> [WHAT TO DO]:
Search the listing below for the string "비엔티안" and copy every line where it occurs.
----
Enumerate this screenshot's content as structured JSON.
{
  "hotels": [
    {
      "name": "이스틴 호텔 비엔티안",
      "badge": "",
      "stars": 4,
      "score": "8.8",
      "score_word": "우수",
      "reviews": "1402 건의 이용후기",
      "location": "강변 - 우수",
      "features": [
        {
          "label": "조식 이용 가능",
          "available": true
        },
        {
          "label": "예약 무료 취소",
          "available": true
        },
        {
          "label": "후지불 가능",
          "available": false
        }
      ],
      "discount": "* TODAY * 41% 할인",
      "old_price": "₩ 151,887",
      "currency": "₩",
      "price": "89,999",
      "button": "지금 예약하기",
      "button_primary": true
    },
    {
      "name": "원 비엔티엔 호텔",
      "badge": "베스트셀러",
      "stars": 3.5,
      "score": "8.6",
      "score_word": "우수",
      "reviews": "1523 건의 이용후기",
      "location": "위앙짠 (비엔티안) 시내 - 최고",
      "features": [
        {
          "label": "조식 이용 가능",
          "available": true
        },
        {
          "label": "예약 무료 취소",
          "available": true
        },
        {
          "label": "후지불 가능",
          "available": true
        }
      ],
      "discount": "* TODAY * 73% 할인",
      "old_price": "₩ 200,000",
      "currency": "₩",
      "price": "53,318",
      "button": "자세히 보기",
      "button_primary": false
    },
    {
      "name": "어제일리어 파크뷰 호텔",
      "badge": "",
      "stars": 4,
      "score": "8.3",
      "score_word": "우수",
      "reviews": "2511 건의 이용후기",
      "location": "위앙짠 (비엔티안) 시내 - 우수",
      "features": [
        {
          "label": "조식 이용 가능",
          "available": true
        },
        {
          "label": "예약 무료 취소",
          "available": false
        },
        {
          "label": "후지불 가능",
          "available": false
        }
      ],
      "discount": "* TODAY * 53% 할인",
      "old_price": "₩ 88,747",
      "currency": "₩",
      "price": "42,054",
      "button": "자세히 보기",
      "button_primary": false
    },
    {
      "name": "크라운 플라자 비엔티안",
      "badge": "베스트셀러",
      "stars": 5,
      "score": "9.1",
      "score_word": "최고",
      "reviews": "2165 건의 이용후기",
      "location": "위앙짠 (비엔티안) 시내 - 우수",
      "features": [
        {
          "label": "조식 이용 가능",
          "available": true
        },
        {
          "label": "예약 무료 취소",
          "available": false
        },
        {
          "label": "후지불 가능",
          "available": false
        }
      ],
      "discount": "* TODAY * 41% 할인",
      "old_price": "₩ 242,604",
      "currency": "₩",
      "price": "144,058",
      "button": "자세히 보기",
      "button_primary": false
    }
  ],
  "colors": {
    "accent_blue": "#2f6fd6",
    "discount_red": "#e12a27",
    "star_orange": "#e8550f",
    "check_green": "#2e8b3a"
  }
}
----
> [WRITTEN ANSWER]:
      "name": "이스틴 호텔 비엔티안",
      "location": "위앙짠 (비엔티안) 시내 - 최고",
      "location": "위앙짠 (비엔티안) 시내 - 우수",
      "name": "크라운 플라자 비엔티안",
      "location": "위앙짠 (비엔티안) 시내 - 우수",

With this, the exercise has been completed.